AIM OF THE EXERCISE: In the bug comment, what state does virsh dominfo report for mq-vhu-tunnel-server?

SELECTED EXTRACT:

::::

Comment 4 Jean-Tsung Hsiao 2017-09-23 17:36:18 UTC
Hi Kevin,
I tried with penvswitch-2.8.0-1.el7fdb.x86_64.rpm, but the same issue still remains.
Please see attached below.
What else needs to be tried ?
Thanks!
Jean

*** kernel and OVS ***
[root@netqe5 vxlan-tunnel]# uname -a
Linux netqe5.knqe.lab.eng.bos.redhat.com 4.11.0-16.el7a.x86_64 #1 SMP Mon Jul 24 22:25:46 EDT 2017 x86_64 x86_64 x86_64 GNU/Linux
[root@netqe5 vxlan-tunnel]# rpm -q openvswitch
openvswitch-2.8.0-1.el7fdb.x86_64

*** virsh start mq-vhu-tunnel-server hang here ***
virsh # start mq-vhu-tunnel-server

*** It's now in paused state ***
[root@netqe5 vxlan-tunnel]# virsh dominfo mq-vhu-tunnel-server
Id:             5
Name:           mq-vhu-tunnel-server
UUID:           599be106-543c-4c3a-b65f-4e11f5bd8d79
OS Type:        hvm
State:          paused
CPU(s):         5
CPU time:       0.1s
Max memory:     8388608 KiB
Used memory:    8388608 KiB
Persistent:     yes
Autostart:      disable
Managed save:   no
Security model: selinux
Security DOI:   0
Security label: system_u:system_r:svirt_t:s0:c416,c1017 (permissive)

::::

[Data extracted from a collection]
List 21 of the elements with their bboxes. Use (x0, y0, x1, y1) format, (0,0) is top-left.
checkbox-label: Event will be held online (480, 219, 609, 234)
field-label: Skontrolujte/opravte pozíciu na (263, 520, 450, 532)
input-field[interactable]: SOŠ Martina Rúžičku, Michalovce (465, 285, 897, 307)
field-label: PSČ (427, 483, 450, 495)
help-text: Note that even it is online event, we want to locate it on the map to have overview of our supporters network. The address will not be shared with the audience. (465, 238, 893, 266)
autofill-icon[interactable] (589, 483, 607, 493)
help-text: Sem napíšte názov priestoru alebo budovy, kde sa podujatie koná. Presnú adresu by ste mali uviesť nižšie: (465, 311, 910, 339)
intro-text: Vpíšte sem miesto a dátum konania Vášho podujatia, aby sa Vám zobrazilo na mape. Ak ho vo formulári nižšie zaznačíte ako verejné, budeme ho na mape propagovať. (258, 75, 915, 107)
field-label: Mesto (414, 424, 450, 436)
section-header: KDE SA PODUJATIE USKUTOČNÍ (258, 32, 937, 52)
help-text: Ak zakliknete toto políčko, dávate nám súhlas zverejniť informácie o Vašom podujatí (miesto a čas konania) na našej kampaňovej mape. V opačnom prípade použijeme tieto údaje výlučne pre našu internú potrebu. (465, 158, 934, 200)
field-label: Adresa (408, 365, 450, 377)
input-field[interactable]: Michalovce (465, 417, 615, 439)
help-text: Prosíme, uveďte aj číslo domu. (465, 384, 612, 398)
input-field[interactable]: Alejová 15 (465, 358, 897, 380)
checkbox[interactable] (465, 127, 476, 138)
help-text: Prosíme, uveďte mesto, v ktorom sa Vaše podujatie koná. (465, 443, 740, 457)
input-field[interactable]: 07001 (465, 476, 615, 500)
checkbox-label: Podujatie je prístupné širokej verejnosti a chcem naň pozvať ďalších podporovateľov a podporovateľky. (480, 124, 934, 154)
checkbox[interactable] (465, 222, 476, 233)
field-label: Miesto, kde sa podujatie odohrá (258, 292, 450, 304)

::::

RESPONSE TO THIS TASK: Paused